## EXERCISE DESCRIPTION
Write the data below out exactly as it stands. Do not include the pictures.

Dataset entries on figures:
┄┄┄┄┄┄┄┄┄┄

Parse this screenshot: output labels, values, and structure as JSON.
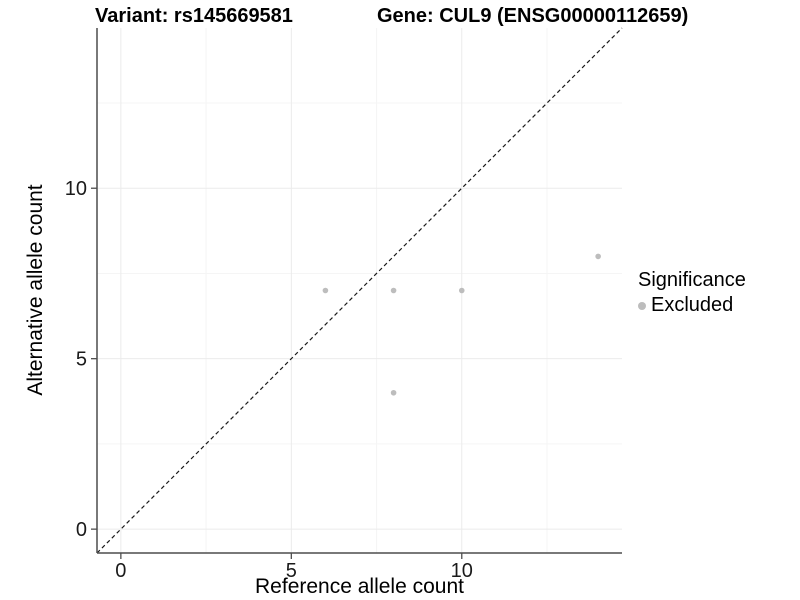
{
  "chart_data": {
    "type": "scatter",
    "title_left": "Variant: rs145669581",
    "title_right": "Gene: CUL9 (ENSG00000112659)",
    "xlabel": "Reference allele count",
    "ylabel": "Alternative allele count",
    "xlim": [
      -0.7,
      14.7
    ],
    "ylim": [
      -0.7,
      14.7
    ],
    "x_major_ticks": [
      0,
      5,
      10
    ],
    "y_major_ticks": [
      0,
      5,
      10
    ],
    "x_minor_ticks": [
      2.5,
      7.5,
      12.5
    ],
    "y_minor_ticks": [
      2.5,
      7.5,
      12.5
    ],
    "grid": true,
    "identity_line": {
      "style": "dashed",
      "from": -0.7,
      "to": 14.7,
      "color": "#1a1a1a"
    },
    "series": [
      {
        "name": "Excluded",
        "color": "#bdbdbd",
        "points": [
          {
            "x": 6,
            "y": 7
          },
          {
            "x": 8,
            "y": 7
          },
          {
            "x": 10,
            "y": 7
          },
          {
            "x": 14,
            "y": 8
          },
          {
            "x": 8,
            "y": 4
          }
        ]
      }
    ],
    "legend": {
      "title": "Significance",
      "position": "right",
      "items": [
        {
          "label": "Excluded",
          "color": "#bdbdbd"
        }
      ]
    },
    "colors": {
      "grid_major": "#ebebeb",
      "grid_minor": "#f5f5f5",
      "axis_line": "#4d4d4d",
      "tick_label": "#1a1a1a",
      "background": "#ffffff"
    }
  }
}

┄┄┄┄┄┄┄┄┄┄

## FINAL RESULT
Parse this screenshot: output labels, values, and structure as JSON.
{
  "chart_data": {
    "type": "scatter",
    "title_left": "Variant: rs145669581",
    "title_right": "Gene: CUL9 (ENSG00000112659)",
    "xlabel": "Reference allele count",
    "ylabel": "Alternative allele count",
    "xlim": [
      -0.7,
      14.7
    ],
    "ylim": [
      -0.7,
      14.7
    ],
    "x_major_ticks": [
      0,
      5,
      10
    ],
    "y_major_ticks": [
      0,
      5,
      10
    ],
    "x_minor_ticks": [
      2.5,
      7.5,
      12.5
    ],
    "y_minor_ticks": [
      2.5,
      7.5,
      12.5
    ],
    "grid": true,
    "identity_line": {
      "style": "dashed",
      "from": -0.7,
      "to": 14.7,
      "color": "#1a1a1a"
    },
    "series": [
      {
        "name": "Excluded",
        "color": "#bdbdbd",
        "points": [
          {
            "x": 6,
            "y": 7
          },
          {
            "x": 8,
            "y": 7
          },
          {
            "x": 10,
            "y": 7
          },
          {
            "x": 14,
            "y": 8
          },
          {
            "x": 8,
            "y": 4
          }
        ]
      }
    ],
    "legend": {
      "title": "Significance",
      "position": "right",
      "items": [
        {
          "label": "Excluded",
          "color": "#bdbdbd"
        }
      ]
    },
    "colors": {
      "grid_major": "#ebebeb",
      "grid_minor": "#f5f5f5",
      "axis_line": "#4d4d4d",
      "tick_label": "#1a1a1a",
      "background": "#ffffff"
    }
  }
}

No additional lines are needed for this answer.